**Exercise:** Copy out the complete listing, word for word.

**Dataset records:**
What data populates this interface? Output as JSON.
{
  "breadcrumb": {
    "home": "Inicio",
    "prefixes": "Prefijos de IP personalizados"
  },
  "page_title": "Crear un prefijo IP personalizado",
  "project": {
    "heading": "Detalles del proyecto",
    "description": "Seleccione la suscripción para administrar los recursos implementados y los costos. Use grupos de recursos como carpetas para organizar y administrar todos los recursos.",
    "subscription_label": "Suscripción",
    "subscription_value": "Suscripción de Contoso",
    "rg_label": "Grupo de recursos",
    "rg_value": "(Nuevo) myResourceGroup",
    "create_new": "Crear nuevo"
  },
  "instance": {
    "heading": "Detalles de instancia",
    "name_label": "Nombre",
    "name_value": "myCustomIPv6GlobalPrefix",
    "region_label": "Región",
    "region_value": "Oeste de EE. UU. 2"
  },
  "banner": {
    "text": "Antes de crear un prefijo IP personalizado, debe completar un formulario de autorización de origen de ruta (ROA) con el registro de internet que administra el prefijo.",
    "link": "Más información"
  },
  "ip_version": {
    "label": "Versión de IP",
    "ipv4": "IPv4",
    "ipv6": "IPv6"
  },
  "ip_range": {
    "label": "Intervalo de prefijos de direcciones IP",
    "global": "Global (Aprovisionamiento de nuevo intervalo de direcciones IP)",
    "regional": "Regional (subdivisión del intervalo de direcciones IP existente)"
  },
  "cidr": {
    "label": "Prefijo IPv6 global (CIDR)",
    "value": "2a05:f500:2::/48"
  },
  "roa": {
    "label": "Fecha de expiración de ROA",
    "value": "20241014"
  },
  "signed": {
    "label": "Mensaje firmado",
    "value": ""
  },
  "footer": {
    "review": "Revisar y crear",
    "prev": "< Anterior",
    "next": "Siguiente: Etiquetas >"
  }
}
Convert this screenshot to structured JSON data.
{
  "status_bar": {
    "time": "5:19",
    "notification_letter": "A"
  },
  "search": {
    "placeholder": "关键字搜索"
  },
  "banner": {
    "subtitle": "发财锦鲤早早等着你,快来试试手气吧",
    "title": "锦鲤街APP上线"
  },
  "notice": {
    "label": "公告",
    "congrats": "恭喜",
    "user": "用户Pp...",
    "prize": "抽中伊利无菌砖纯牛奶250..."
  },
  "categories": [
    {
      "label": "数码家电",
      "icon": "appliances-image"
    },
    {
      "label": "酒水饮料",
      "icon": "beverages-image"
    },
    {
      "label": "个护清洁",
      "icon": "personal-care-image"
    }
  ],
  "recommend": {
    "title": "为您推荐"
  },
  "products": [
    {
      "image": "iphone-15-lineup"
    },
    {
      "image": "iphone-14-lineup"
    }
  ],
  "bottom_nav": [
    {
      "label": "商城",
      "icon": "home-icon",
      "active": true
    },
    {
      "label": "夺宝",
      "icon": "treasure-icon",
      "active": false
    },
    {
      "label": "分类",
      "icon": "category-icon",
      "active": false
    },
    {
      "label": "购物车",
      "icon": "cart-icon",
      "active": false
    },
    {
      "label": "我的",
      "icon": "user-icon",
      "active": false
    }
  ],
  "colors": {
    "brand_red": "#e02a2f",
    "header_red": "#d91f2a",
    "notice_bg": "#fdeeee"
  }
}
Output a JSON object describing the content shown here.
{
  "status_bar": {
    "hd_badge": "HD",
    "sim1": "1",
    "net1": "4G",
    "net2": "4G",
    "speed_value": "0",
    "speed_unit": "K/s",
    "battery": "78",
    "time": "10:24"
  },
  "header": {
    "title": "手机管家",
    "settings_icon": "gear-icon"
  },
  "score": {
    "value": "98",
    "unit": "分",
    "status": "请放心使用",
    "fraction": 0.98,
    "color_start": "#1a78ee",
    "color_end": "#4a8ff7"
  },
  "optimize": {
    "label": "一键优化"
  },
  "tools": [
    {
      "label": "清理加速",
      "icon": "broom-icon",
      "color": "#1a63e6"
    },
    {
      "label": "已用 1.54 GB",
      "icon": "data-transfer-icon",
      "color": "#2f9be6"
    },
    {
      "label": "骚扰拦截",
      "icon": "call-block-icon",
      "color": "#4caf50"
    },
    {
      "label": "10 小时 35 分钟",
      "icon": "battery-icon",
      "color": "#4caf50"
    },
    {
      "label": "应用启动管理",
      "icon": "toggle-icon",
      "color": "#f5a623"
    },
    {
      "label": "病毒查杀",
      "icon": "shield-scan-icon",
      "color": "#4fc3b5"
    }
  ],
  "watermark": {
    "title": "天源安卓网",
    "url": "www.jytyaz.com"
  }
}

**Task response:**
What data populates this interface? Output as JSON.
{
  "breadcrumb": {
    "home": "Inicio",
    "prefixes": "Prefijos de IP personalizados"
  },
  "page_title": "Crear un prefijo IP personalizado",
  "project": {
    "heading": "Detalles del proyecto",
    "description": "Seleccione la suscripción para administrar los recursos implementados y los costos. Use grupos de recursos como carpetas para organizar y administrar todos los recursos.",
    "subscription_label": "Suscripción",
    "subscription_value": "Suscripción de Contoso",
    "rg_label": "Grupo de recursos",
    "rg_value": "(Nuevo) myResourceGroup",
    "create_new": "Crear nuevo"
  },
  "instance": {
    "heading": "Detalles de instancia",
    "name_label": "Nombre",
    "name_value": "myCustomIPv6GlobalPrefix",
    "region_label": "Región",
    "region_value": "Oeste de EE. UU. 2"
  },
  "banner": {
    "text": "Antes de crear un prefijo IP personalizado, debe completar un formulario de autorización de origen de ruta (ROA) con el registro de internet que administra el prefijo.",
    "link": "Más información"
  },
  "ip_version": {
    "label": "Versión de IP",
    "ipv4": "IPv4",
    "ipv6": "IPv6"
  },
  "ip_range": {
    "label": "Intervalo de prefijos de direcciones IP",
    "global": "Global (Aprovisionamiento de nuevo intervalo de direcciones IP)",
    "regional": "Regional (subdivisión del intervalo de direcciones IP existente)"
  },
  "cidr": {
    "label": "Prefijo IPv6 global (CIDR)",
    "value": "2a05:f500:2::/48"
  },
  "roa": {
    "label": "Fecha de expiración de ROA",
    "value": "20241014"
  },
  "signed": {
    "label": "Mensaje firmado",
    "value": ""
  },
  "footer": {
    "review": "Revisar y crear",
    "prev": "< Anterior",
    "next": "Siguiente: Etiquetas >"
  }
}
Convert this screenshot to structured JSON data.
{
  "status_bar": {
    "time": "5:19",
    "notification_letter": "A"
  },
  "search": {
    "placeholder": "关键字搜索"
  },
  "banner": {
    "subtitle": "发财锦鲤早早等着你,快来试试手气吧",
    "title": "锦鲤街APP上线"
  },
  "notice": {
    "label": "公告",
    "congrats": "恭喜",
    "user": "用户Pp...",
    "prize": "抽中伊利无菌砖纯牛奶250..."
  },
  "categories": [
    {
      "label": "数码家电",
      "icon": "appliances-image"
    },
    {
      "label": "酒水饮料",
      "icon": "beverages-image"
    },
    {
      "label": "个护清洁",
      "icon": "personal-care-image"
    }
  ],
  "recommend": {
    "title": "为您推荐"
  },
  "products": [
    {
      "image": "iphone-15-lineup"
    },
    {
      "image": "iphone-14-lineup"
    }
  ],
  "bottom_nav": [
    {
      "label": "商城",
      "icon": "home-icon",
      "active": true
    },
    {
      "label": "夺宝",
      "icon": "treasure-icon",
      "active": false
    },
    {
      "label": "分类",
      "icon": "category-icon",
      "active": false
    },
    {
      "label": "购物车",
      "icon": "cart-icon",
      "active": false
    },
    {
      "label": "我的",
      "icon": "user-icon",
      "active": false
    }
  ],
  "colors": {
    "brand_red": "#e02a2f",
    "header_red": "#d91f2a",
    "notice_bg": "#fdeeee"
  }
}
Output a JSON object describing the content shown here.
{
  "status_bar": {
    "hd_badge": "HD",
    "sim1": "1",
    "net1": "4G",
    "net2": "4G",
    "speed_value": "0",
    "speed_unit": "K/s",
    "battery": "78",
    "time": "10:24"
  },
  "header": {
    "title": "手机管家",
    "settings_icon": "gear-icon"
  },
  "score": {
    "value": "98",
    "unit": "分",
    "status": "请放心使用",
    "fraction": 0.98,
    "color_start": "#1a78ee",
    "color_end": "#4a8ff7"
  },
  "optimize": {
    "label": "一键优化"
  },
  "tools": [
    {
      "label": "清理加速",
      "icon": "broom-icon",
      "color": "#1a63e6"
    },
    {
      "label": "已用 1.54 GB",
      "icon": "data-transfer-icon",
      "color": "#2f9be6"
    },
    {
      "label": "骚扰拦截",
      "icon": "call-block-icon",
      "color": "#4caf50"
    },
    {
      "label": "10 小时 35 分钟",
      "icon": "battery-icon",
      "color": "#4caf50"
    },
    {
      "label": "应用启动管理",
      "icon": "toggle-icon",
      "color": "#f5a623"
    },
    {
      "label": "病毒查杀",
      "icon": "shield-scan-icon",
      "color": "#4fc3b5"
    }
  ],
  "watermark": {
    "title": "天源安卓网",
    "url": "www.jytyaz.com"
  }
}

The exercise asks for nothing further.